Source records:
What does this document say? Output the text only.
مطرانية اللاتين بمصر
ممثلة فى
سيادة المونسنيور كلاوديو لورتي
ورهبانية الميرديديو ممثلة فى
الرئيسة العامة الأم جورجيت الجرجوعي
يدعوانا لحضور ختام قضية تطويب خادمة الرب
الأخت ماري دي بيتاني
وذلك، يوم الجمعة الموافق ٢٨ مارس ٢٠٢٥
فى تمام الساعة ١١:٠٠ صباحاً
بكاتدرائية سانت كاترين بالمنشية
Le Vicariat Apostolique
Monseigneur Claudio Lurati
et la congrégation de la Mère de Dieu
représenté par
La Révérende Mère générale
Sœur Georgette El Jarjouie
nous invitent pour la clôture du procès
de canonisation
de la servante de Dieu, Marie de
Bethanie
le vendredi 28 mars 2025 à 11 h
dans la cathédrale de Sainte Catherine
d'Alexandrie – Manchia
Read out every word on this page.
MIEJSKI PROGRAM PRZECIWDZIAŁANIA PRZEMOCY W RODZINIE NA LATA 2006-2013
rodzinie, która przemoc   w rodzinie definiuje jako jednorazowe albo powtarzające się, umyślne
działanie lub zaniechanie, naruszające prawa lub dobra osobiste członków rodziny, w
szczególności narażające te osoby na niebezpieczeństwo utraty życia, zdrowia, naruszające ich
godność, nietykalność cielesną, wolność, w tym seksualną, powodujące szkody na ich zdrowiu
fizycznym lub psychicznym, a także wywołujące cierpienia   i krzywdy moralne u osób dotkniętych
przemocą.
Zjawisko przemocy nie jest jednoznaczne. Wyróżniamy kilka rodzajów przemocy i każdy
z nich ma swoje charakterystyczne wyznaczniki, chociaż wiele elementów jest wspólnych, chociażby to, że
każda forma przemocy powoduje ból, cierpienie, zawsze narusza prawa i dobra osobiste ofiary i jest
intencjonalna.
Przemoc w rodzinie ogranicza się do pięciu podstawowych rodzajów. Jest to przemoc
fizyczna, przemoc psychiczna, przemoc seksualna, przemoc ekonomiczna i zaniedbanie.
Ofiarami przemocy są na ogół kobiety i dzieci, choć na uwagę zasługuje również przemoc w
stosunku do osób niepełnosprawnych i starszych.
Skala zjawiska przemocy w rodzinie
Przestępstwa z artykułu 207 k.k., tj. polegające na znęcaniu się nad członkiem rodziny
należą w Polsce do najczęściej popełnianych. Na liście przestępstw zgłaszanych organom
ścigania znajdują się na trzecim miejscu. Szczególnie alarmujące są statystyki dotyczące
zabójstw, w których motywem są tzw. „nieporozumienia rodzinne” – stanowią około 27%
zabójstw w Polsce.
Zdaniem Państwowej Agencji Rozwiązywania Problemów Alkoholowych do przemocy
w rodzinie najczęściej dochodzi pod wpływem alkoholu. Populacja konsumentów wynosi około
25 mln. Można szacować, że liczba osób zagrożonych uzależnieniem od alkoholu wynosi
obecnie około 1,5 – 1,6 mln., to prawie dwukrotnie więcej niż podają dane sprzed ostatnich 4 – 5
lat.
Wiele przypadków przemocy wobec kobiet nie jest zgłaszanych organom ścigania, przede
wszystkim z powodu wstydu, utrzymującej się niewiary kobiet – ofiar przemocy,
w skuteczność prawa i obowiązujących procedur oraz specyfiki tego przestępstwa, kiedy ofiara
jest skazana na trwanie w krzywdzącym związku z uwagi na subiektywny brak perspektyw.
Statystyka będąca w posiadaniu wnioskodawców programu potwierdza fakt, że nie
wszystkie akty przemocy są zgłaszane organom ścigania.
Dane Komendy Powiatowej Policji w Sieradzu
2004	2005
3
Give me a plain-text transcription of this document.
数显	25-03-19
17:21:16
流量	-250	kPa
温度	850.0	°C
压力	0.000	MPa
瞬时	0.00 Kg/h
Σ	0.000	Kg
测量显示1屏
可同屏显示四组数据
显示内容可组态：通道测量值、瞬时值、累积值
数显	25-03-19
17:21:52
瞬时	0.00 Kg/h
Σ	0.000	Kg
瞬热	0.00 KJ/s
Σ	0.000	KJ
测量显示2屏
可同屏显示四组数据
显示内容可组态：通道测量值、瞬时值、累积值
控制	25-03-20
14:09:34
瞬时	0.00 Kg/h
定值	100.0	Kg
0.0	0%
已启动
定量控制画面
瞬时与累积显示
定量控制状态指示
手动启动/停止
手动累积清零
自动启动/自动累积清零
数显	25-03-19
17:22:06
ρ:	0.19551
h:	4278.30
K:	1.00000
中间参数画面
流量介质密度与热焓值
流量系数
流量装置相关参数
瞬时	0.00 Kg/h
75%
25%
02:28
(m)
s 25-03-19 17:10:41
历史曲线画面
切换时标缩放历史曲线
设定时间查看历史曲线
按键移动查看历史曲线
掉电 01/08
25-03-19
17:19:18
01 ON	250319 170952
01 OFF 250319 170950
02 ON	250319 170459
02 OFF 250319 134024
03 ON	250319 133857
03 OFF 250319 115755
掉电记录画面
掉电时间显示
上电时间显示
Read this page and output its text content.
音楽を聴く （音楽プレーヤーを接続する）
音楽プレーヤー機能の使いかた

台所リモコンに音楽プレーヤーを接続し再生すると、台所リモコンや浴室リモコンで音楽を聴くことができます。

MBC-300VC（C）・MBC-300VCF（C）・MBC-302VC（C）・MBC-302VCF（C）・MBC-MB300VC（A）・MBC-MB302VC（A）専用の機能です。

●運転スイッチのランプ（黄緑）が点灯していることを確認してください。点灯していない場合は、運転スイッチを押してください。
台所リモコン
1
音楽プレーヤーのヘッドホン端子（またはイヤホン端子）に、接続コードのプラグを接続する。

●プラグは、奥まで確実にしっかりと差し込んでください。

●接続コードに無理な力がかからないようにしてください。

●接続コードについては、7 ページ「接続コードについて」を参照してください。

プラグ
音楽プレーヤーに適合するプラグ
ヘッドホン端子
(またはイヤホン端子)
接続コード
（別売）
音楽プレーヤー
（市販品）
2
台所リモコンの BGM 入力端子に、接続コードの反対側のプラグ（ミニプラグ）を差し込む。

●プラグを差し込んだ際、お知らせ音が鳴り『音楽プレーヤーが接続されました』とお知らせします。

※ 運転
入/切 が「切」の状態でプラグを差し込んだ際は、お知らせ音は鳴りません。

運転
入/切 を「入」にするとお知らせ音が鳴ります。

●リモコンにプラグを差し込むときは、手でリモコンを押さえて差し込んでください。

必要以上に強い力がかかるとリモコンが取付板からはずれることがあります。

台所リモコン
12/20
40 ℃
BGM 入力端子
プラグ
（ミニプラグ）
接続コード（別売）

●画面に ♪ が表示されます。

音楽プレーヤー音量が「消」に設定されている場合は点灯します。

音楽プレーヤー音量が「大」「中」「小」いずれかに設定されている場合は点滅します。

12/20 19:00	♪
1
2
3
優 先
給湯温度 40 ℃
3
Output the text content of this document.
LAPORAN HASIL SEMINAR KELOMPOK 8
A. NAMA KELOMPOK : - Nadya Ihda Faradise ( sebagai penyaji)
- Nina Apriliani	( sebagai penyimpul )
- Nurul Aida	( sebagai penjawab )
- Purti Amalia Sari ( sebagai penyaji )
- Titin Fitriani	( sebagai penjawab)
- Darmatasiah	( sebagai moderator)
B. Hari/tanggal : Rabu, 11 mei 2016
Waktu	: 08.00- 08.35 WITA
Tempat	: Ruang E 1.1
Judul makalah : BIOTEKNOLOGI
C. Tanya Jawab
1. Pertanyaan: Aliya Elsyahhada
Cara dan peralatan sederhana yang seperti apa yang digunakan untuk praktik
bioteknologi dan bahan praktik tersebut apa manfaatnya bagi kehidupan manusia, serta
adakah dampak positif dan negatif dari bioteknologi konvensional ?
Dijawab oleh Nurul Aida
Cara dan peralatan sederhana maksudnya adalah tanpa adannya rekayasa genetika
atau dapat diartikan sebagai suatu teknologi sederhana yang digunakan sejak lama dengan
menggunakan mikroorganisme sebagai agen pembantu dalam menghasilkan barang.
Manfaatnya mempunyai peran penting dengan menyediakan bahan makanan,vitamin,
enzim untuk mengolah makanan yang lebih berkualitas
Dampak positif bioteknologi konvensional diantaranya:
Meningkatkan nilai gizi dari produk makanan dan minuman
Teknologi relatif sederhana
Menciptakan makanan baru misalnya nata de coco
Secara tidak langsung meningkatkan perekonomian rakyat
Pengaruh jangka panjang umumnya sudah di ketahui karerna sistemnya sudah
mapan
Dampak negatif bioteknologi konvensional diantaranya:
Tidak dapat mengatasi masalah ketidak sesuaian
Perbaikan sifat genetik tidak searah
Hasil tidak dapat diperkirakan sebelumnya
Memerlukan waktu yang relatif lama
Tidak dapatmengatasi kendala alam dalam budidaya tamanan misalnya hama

- [Task directions]: Write out each line of the data that holds the string "najczęściej".

- [Solution]:
należą w Polsce do najczęściej popełnianych. Na liście przestępstw zgłaszanych organom
w rodzinie najczęściej dochodzi pod wpływem alkoholu. Populacja konsumentów wynosi około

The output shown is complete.